## Aim
The records below hold pictures; please leave those out and retype the rest exactly.

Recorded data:
* * * * * * * * *

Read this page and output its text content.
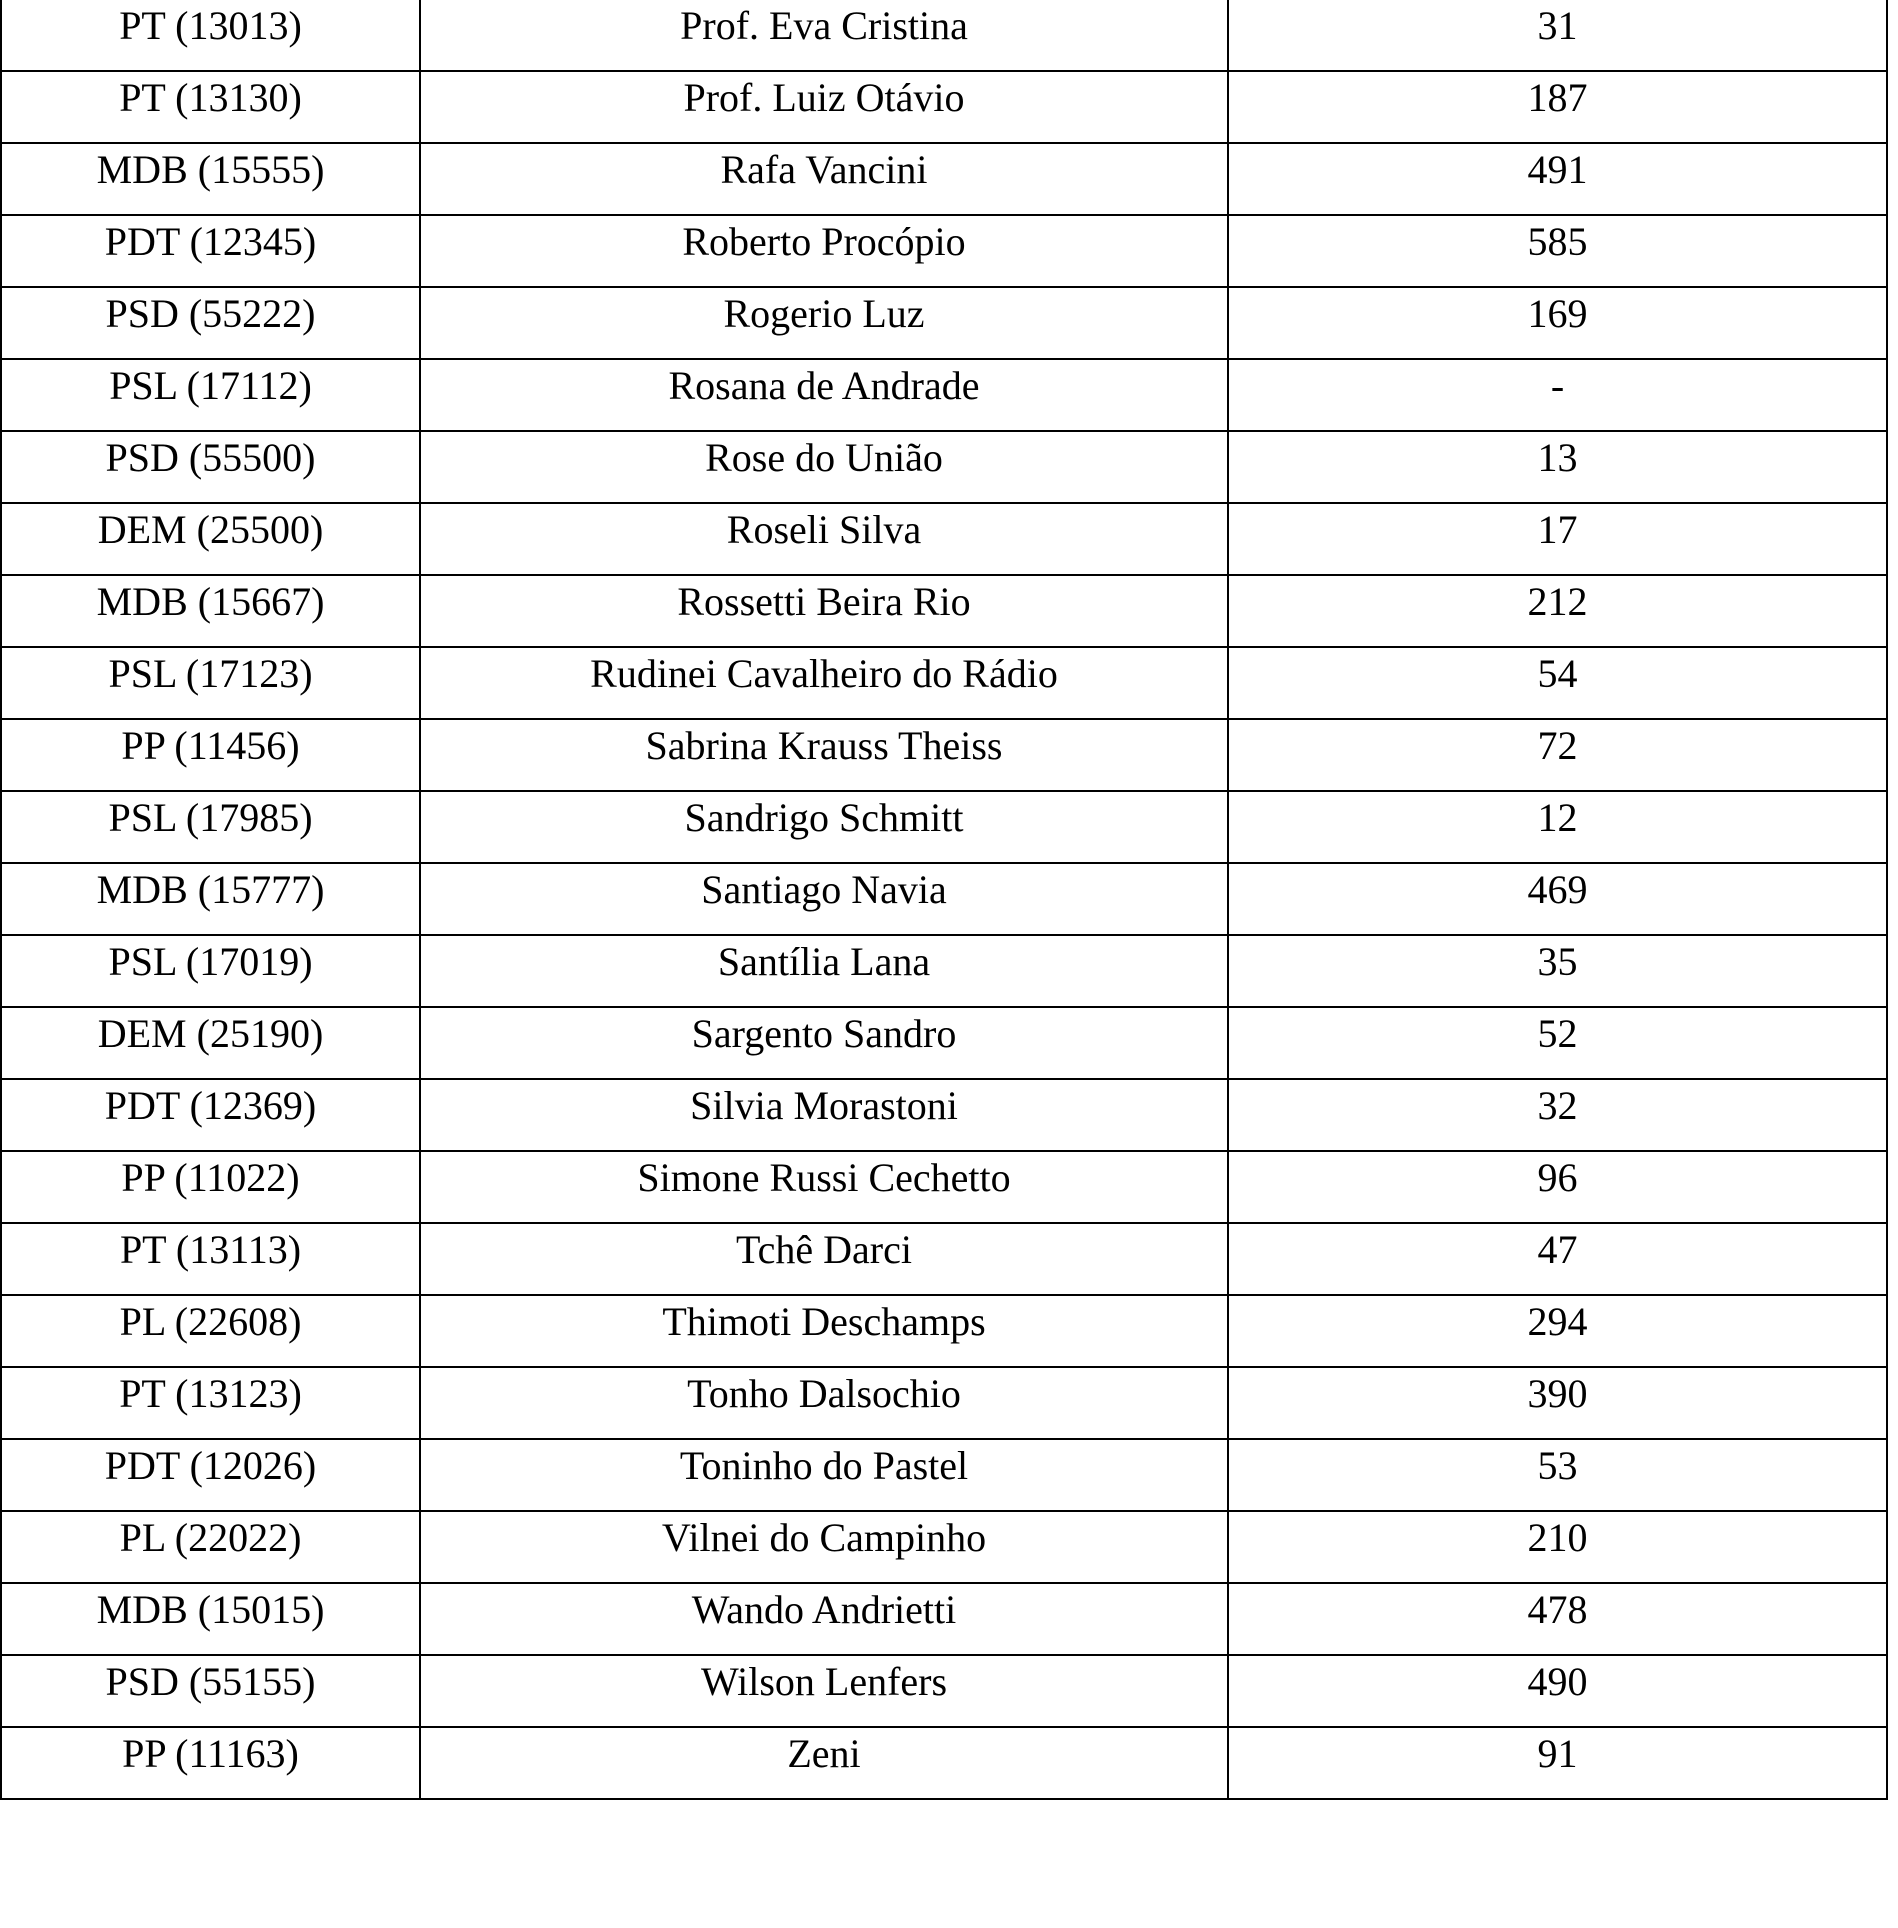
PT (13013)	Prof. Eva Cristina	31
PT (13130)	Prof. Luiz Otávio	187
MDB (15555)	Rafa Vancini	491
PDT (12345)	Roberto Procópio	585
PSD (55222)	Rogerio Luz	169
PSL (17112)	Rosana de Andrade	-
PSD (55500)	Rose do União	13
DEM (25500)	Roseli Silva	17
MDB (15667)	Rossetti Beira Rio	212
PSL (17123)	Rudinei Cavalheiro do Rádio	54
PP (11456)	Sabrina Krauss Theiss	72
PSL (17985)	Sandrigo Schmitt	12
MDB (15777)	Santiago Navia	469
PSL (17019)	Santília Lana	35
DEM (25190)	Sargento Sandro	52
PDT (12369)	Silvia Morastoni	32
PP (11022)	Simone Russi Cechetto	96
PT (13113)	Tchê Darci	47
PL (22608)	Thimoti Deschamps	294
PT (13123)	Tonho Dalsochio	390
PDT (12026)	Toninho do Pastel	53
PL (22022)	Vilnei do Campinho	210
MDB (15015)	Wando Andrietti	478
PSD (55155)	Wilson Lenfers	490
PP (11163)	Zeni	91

* * * * * * * * *

## The result
Read this page and output its text content.
PT (13013)	Prof. Eva Cristina	31
PT (13130)	Prof. Luiz Otávio	187
MDB (15555)	Rafa Vancini	491
PDT (12345)	Roberto Procópio	585
PSD (55222)	Rogerio Luz	169
PSL (17112)	Rosana de Andrade	-
PSD (55500)	Rose do União	13
DEM (25500)	Roseli Silva	17
MDB (15667)	Rossetti Beira Rio	212
PSL (17123)	Rudinei Cavalheiro do Rádio	54
PP (11456)	Sabrina Krauss Theiss	72
PSL (17985)	Sandrigo Schmitt	12
MDB (15777)	Santiago Navia	469
PSL (17019)	Santília Lana	35
DEM (25190)	Sargento Sandro	52
PDT (12369)	Silvia Morastoni	32
PP (11022)	Simone Russi Cechetto	96
PT (13113)	Tchê Darci	47
PL (22608)	Thimoti Deschamps	294
PT (13123)	Tonho Dalsochio	390
PDT (12026)	Toninho do Pastel	53
PL (22022)	Vilnei do Campinho	210
MDB (15015)	Wando Andrietti	478
PSD (55155)	Wilson Lenfers	490
PP (11163)	Zeni	91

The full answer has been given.